**Exercise input**.
****************************************
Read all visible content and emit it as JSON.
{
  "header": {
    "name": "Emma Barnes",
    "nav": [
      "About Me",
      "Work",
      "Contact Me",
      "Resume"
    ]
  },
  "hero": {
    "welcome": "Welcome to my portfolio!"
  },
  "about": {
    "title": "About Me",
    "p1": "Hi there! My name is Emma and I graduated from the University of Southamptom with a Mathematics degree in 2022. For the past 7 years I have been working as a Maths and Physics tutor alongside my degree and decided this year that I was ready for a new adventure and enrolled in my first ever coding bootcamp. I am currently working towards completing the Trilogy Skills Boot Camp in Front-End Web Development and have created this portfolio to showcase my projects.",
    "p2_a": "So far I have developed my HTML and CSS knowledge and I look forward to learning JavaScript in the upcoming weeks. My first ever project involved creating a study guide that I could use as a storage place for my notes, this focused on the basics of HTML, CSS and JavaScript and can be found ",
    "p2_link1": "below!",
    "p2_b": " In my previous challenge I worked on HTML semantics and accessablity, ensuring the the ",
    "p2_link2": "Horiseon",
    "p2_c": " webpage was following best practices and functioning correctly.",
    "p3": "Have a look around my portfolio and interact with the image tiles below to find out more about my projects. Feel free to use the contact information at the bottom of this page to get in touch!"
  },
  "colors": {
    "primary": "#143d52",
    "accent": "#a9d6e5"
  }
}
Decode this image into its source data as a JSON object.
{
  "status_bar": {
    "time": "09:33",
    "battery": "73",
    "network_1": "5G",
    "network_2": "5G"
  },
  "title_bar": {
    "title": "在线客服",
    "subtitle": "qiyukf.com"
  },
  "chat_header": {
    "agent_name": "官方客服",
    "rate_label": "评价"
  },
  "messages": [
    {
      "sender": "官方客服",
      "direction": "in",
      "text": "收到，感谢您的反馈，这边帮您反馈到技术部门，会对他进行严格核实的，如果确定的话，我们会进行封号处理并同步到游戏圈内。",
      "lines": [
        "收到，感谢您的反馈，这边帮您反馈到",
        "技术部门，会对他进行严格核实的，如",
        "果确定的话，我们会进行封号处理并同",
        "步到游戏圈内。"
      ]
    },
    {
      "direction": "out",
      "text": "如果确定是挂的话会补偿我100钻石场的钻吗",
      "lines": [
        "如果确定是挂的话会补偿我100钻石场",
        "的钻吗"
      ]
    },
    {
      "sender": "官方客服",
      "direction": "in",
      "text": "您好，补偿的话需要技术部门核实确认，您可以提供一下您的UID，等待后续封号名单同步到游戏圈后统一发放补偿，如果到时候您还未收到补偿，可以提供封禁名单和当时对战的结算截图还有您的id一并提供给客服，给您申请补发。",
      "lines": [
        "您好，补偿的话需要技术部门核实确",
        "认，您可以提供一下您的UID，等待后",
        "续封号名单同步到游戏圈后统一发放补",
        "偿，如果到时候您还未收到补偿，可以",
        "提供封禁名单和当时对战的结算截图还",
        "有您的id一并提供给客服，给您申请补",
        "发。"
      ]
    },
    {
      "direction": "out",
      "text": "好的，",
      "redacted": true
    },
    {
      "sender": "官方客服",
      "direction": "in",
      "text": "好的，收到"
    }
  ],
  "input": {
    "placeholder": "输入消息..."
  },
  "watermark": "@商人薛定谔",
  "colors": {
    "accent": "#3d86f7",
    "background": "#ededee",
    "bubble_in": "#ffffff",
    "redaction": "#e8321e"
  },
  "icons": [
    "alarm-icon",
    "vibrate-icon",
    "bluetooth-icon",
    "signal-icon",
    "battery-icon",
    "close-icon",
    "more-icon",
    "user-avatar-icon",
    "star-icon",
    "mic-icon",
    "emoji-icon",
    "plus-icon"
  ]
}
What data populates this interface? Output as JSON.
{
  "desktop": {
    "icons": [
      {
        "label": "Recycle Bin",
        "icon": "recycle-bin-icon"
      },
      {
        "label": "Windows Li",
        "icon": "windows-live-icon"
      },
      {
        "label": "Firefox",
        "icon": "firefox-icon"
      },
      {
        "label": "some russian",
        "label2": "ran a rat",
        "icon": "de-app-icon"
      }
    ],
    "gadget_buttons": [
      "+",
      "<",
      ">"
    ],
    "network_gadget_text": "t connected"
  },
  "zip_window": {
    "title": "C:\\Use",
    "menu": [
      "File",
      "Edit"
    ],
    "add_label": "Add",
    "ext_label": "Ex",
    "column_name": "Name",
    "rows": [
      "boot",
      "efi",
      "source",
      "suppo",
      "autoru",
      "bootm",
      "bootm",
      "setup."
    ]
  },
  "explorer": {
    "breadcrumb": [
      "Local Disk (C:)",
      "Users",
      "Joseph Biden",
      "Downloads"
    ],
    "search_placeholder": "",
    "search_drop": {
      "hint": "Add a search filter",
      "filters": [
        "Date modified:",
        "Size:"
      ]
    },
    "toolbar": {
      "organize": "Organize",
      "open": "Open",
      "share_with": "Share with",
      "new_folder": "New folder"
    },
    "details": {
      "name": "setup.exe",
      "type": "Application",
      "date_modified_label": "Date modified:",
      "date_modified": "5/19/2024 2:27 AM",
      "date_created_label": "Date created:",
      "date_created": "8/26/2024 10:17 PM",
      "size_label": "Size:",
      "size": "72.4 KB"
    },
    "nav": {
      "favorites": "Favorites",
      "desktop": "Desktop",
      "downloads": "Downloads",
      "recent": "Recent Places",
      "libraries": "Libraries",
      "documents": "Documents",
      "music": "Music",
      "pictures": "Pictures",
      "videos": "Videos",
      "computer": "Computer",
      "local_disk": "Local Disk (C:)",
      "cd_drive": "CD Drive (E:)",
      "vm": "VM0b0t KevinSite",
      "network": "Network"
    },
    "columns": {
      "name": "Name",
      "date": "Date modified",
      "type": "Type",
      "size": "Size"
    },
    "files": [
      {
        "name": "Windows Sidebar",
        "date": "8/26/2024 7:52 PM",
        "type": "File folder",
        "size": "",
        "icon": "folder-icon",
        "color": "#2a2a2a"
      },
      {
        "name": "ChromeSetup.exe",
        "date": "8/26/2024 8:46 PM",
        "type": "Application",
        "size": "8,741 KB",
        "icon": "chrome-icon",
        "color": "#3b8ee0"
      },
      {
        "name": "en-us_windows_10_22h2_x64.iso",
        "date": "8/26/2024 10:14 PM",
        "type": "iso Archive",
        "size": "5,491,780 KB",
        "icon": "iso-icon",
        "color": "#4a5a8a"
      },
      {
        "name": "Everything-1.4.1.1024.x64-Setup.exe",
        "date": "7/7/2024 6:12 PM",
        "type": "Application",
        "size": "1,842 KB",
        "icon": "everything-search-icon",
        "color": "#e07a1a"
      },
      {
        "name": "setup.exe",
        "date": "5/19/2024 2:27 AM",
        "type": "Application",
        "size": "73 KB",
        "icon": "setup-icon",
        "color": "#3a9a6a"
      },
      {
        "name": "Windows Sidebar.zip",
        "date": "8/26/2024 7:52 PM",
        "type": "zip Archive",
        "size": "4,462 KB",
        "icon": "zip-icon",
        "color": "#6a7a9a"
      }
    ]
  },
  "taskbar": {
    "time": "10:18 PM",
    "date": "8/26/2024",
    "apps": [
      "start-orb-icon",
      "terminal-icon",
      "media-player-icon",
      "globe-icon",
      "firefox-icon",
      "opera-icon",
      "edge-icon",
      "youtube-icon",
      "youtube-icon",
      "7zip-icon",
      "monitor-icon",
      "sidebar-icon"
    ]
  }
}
****************************************
**Exercise goal**.
Restate all of the entries above precisely.

**Result of the exercise**.
Read all visible content and emit it as JSON.
{
  "header": {
    "name": "Emma Barnes",
    "nav": [
      "About Me",
      "Work",
      "Contact Me",
      "Resume"
    ]
  },
  "hero": {
    "welcome": "Welcome to my portfolio!"
  },
  "about": {
    "title": "About Me",
    "p1": "Hi there! My name is Emma and I graduated from the University of Southamptom with a Mathematics degree in 2022. For the past 7 years I have been working as a Maths and Physics tutor alongside my degree and decided this year that I was ready for a new adventure and enrolled in my first ever coding bootcamp. I am currently working towards completing the Trilogy Skills Boot Camp in Front-End Web Development and have created this portfolio to showcase my projects.",
    "p2_a": "So far I have developed my HTML and CSS knowledge and I look forward to learning JavaScript in the upcoming weeks. My first ever project involved creating a study guide that I could use as a storage place for my notes, this focused on the basics of HTML, CSS and JavaScript and can be found ",
    "p2_link1": "below!",
    "p2_b": " In my previous challenge I worked on HTML semantics and accessablity, ensuring the the ",
    "p2_link2": "Horiseon",
    "p2_c": " webpage was following best practices and functioning correctly.",
    "p3": "Have a look around my portfolio and interact with the image tiles below to find out more about my projects. Feel free to use the contact information at the bottom of this page to get in touch!"
  },
  "colors": {
    "primary": "#143d52",
    "accent": "#a9d6e5"
  }
}
Decode this image into its source data as a JSON object.
{
  "status_bar": {
    "time": "09:33",
    "battery": "73",
    "network_1": "5G",
    "network_2": "5G"
  },
  "title_bar": {
    "title": "在线客服",
    "subtitle": "qiyukf.com"
  },
  "chat_header": {
    "agent_name": "官方客服",
    "rate_label": "评价"
  },
  "messages": [
    {
      "sender": "官方客服",
      "direction": "in",
      "text": "收到，感谢您的反馈，这边帮您反馈到技术部门，会对他进行严格核实的，如果确定的话，我们会进行封号处理并同步到游戏圈内。",
      "lines": [
        "收到，感谢您的反馈，这边帮您反馈到",
        "技术部门，会对他进行严格核实的，如",
        "果确定的话，我们会进行封号处理并同",
        "步到游戏圈内。"
      ]
    },
    {
      "direction": "out",
      "text": "如果确定是挂的话会补偿我100钻石场的钻吗",
      "lines": [
        "如果确定是挂的话会补偿我100钻石场",
        "的钻吗"
      ]
    },
    {
      "sender": "官方客服",
      "direction": "in",
      "text": "您好，补偿的话需要技术部门核实确认，您可以提供一下您的UID，等待后续封号名单同步到游戏圈后统一发放补偿，如果到时候您还未收到补偿，可以提供封禁名单和当时对战的结算截图还有您的id一并提供给客服，给您申请补发。",
      "lines": [
        "您好，补偿的话需要技术部门核实确",
        "认，您可以提供一下您的UID，等待后",
        "续封号名单同步到游戏圈后统一发放补",
        "偿，如果到时候您还未收到补偿，可以",
        "提供封禁名单和当时对战的结算截图还",
        "有您的id一并提供给客服，给您申请补",
        "发。"
      ]
    },
    {
      "direction": "out",
      "text": "好的，",
      "redacted": true
    },
    {
      "sender": "官方客服",
      "direction": "in",
      "text": "好的，收到"
    }
  ],
  "input": {
    "placeholder": "输入消息..."
  },
  "watermark": "@商人薛定谔",
  "colors": {
    "accent": "#3d86f7",
    "background": "#ededee",
    "bubble_in": "#ffffff",
    "redaction": "#e8321e"
  },
  "icons": [
    "alarm-icon",
    "vibrate-icon",
    "bluetooth-icon",
    "signal-icon",
    "battery-icon",
    "close-icon",
    "more-icon",
    "user-avatar-icon",
    "star-icon",
    "mic-icon",
    "emoji-icon",
    "plus-icon"
  ]
}
What data populates this interface? Output as JSON.
{
  "desktop": {
    "icons": [
      {
        "label": "Recycle Bin",
        "icon": "recycle-bin-icon"
      },
      {
        "label": "Windows Li",
        "icon": "windows-live-icon"
      },
      {
        "label": "Firefox",
        "icon": "firefox-icon"
      },
      {
        "label": "some russian",
        "label2": "ran a rat",
        "icon": "de-app-icon"
      }
    ],
    "gadget_buttons": [
      "+",
      "<",
      ">"
    ],
    "network_gadget_text": "t connected"
  },
  "zip_window": {
    "title": "C:\\Use",
    "menu": [
      "File",
      "Edit"
    ],
    "add_label": "Add",
    "ext_label": "Ex",
    "column_name": "Name",
    "rows": [
      "boot",
      "efi",
      "source",
      "suppo",
      "autoru",
      "bootm",
      "bootm",
      "setup."
    ]
  },
  "explorer": {
    "breadcrumb": [
      "Local Disk (C:)",
      "Users",
      "Joseph Biden",
      "Downloads"
    ],
    "search_placeholder": "",
    "search_drop": {
      "hint": "Add a search filter",
      "filters": [
        "Date modified:",
        "Size:"
      ]
    },
    "toolbar": {
      "organize": "Organize",
      "open": "Open",
      "share_with": "Share with",
      "new_folder": "New folder"
    },
    "details": {
      "name": "setup.exe",
      "type": "Application",
      "date_modified_label": "Date modified:",
      "date_modified": "5/19/2024 2:27 AM",
      "date_created_label": "Date created:",
      "date_created": "8/26/2024 10:17 PM",
      "size_label": "Size:",
      "size": "72.4 KB"
    },
    "nav": {
      "favorites": "Favorites",
      "desktop": "Desktop",
      "downloads": "Downloads",
      "recent": "Recent Places",
      "libraries": "Libraries",
      "documents": "Documents",
      "music": "Music",
      "pictures": "Pictures",
      "videos": "Videos",
      "computer": "Computer",
      "local_disk": "Local Disk (C:)",
      "cd_drive": "CD Drive (E:)",
      "vm": "VM0b0t KevinSite",
      "network": "Network"
    },
    "columns": {
      "name": "Name",
      "date": "Date modified",
      "type": "Type",
      "size": "Size"
    },
    "files": [
      {
        "name": "Windows Sidebar",
        "date": "8/26/2024 7:52 PM",
        "type": "File folder",
        "size": "",
        "icon": "folder-icon",
        "color": "#2a2a2a"
      },
      {
        "name": "ChromeSetup.exe",
        "date": "8/26/2024 8:46 PM",
        "type": "Application",
        "size": "8,741 KB",
        "icon": "chrome-icon",
        "color": "#3b8ee0"
      },
      {
        "name": "en-us_windows_10_22h2_x64.iso",
        "date": "8/26/2024 10:14 PM",
        "type": "iso Archive",
        "size": "5,491,780 KB",
        "icon": "iso-icon",
        "color": "#4a5a8a"
      },
      {
        "name": "Everything-1.4.1.1024.x64-Setup.exe",
        "date": "7/7/2024 6:12 PM",
        "type": "Application",
        "size": "1,842 KB",
        "icon": "everything-search-icon",
        "color": "#e07a1a"
      },
      {
        "name": "setup.exe",
        "date": "5/19/2024 2:27 AM",
        "type": "Application",
        "size": "73 KB",
        "icon": "setup-icon",
        "color": "#3a9a6a"
      },
      {
        "name": "Windows Sidebar.zip",
        "date": "8/26/2024 7:52 PM",
        "type": "zip Archive",
        "size": "4,462 KB",
        "icon": "zip-icon",
        "color": "#6a7a9a"
      }
    ]
  },
  "taskbar": {
    "time": "10:18 PM",
    "date": "8/26/2024",
    "apps": [
      "start-orb-icon",
      "terminal-icon",
      "media-player-icon",
      "globe-icon",
      "firefox-icon",
      "opera-icon",
      "edge-icon",
      "youtube-icon",
      "youtube-icon",
      "7zip-icon",
      "monitor-icon",
      "sidebar-icon"
    ]
  }
}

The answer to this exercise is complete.